Text to read>

● ● ● ● ●

Engineering help requested: Calculating stiffness of a beam

[Oystein]

I am seeking help from someone with a good grasp on beam theory (Euler–Bernoulli, whatever), such as a structural engineer, to work out the stiffness of a beam in a particular situation:

Where I am so far:

A steel-frame building has long-span girders between two columns (c44, left and c79, right).
On one floor, the connection of the girder on c79 fails, and the girder (loaded with tributary beams and a floor slab) falls - or actually rotates around a hinge which is the seat at c44. The falling end then impacts the girder below, exerting a force on that girder:



(Nomenclatura: I will consistently speak of the "falling girder" and the "girder below", and will denote their properties with subscribt-_f) and subscript-_b in this thread)

This bending of the girder belowabsorbs some of the kinetic energy of the falling girder (and its load, which I'll not refer to explicitly in the remainder for simplicities sake).

● ● ● ● ●

Instruction>
Continue the forum post about calculating a beam's stiffness, picking up after its final sentence. The items aren't needed.

Some items
● ● ● ● ●

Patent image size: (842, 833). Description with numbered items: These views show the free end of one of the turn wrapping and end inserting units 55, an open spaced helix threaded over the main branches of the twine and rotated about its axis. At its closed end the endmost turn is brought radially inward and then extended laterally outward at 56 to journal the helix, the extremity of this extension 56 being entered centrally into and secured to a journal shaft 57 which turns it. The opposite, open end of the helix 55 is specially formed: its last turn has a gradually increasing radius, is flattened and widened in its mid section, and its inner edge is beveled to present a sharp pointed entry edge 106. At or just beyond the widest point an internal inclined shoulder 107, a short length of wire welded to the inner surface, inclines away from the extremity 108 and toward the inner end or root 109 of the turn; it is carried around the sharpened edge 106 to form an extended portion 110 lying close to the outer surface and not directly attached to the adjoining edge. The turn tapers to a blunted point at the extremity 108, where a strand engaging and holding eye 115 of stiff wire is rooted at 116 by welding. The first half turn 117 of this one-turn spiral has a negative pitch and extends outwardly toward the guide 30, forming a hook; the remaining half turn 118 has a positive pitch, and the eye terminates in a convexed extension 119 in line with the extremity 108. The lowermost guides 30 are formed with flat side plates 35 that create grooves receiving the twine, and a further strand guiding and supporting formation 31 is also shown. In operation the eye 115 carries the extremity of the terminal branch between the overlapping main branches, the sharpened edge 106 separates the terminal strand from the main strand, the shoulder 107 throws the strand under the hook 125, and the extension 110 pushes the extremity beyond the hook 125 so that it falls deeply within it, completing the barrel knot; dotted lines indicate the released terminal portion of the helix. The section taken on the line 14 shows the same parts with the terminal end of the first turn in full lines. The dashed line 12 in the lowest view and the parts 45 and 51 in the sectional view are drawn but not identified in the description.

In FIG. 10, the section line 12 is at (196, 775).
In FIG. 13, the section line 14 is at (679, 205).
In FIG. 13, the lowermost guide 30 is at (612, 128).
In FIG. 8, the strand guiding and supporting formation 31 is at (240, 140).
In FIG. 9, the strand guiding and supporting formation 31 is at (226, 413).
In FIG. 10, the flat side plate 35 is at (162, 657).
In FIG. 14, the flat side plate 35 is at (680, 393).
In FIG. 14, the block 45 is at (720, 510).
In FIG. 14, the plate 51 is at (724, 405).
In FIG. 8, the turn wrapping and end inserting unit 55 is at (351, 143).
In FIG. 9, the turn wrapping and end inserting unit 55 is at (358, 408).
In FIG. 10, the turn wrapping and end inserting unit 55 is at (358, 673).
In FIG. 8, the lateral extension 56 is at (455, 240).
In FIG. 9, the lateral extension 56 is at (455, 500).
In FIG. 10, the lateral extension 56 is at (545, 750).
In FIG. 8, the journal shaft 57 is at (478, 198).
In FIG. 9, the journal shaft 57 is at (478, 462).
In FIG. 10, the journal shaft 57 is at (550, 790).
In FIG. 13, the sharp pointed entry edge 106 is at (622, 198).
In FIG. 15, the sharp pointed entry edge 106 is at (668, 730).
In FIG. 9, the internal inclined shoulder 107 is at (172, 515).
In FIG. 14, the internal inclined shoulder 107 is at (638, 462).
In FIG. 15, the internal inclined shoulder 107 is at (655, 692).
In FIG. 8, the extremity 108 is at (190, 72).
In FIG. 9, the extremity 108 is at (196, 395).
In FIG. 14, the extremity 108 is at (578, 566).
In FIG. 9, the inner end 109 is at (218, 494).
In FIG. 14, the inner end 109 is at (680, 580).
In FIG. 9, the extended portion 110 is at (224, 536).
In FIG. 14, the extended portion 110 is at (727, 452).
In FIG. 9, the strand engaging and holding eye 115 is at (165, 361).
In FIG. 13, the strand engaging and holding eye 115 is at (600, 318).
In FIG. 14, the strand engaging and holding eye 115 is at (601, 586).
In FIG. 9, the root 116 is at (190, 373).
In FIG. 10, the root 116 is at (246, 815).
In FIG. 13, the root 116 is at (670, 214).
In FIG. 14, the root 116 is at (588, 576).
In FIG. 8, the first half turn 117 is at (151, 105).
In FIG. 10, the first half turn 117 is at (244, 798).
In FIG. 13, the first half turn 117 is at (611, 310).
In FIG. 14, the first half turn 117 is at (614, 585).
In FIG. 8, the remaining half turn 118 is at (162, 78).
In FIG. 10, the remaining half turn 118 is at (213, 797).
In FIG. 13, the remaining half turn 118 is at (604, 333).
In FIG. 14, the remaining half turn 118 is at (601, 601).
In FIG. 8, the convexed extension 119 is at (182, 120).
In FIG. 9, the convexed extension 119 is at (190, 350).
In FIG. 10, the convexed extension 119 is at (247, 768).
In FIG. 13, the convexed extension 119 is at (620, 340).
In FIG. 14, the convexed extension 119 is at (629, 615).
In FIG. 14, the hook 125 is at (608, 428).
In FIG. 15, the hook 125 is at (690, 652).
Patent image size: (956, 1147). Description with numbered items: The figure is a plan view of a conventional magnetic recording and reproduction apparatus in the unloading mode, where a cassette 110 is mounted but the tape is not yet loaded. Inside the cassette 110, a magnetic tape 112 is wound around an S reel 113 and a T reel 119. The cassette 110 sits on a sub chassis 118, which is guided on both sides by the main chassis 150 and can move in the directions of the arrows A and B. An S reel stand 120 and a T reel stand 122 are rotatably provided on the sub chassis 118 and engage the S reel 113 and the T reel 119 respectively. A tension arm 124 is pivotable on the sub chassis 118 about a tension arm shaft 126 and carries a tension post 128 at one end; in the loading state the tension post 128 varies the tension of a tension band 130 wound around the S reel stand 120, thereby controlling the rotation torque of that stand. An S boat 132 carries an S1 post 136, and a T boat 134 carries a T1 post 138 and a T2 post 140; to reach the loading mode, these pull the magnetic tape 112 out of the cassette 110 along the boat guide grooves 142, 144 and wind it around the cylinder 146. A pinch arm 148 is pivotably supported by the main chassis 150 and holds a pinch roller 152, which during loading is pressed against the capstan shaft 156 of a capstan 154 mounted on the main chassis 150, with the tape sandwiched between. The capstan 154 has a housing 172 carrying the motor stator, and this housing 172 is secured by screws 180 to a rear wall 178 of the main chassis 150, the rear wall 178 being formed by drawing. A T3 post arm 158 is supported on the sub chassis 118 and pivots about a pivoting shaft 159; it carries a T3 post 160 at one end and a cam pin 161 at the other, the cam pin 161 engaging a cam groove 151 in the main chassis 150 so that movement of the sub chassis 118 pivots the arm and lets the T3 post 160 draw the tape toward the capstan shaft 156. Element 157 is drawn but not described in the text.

● ● ● ● ●

Expected output>
At the same time, the falling girder, too, bends down as it experiences an equal upward force at the impact point, and that absorbs kinetic energy, too.

The following physical quantities are involved here:

• PE = Potential Energy differential of the falling girder between its original position and the height of its center of mass as it impacts the girder below. Unit: kip*in
• KE = Kinetic Energy of the falling girder at the moment of impact. Unit is kip*inches
• K = stiffness of the girders (K_b and K_f); a function of elastic modulus of the steel, it's size and shape, and it's boundary conditions unit is kip/inch
• F = the force of impact on the girder below; equal and opposite to the force of impact on the falling girder: F_b = -F_f. Unit is kip
• D = Deflection of a girder (D_b and D_f) due to force and elastic bending = F/K. Unit is inches.
• SE = Strain Energy of a girder (SE_b and SE_f) = 1/2 K D². Unit: kip*in

Now assume we have already worked out

• KE: is PE minus various losses due to inelastic deformation: Tearing and breaking of the floor slab, plastic deformation of the girder's end, etc = 3473 kip*in
• K_b: The stiffness of the girder below, given that it is a beam of length L supported on both ends with a point load only 10 inches from the support at c79 = 7627 kip/in.

This has been worked out in a paper that we are scrutinizing elsewhere. The author does some algebra to work out the equivalent static force on the girder below when the strain energy of that girder SE_b = KE.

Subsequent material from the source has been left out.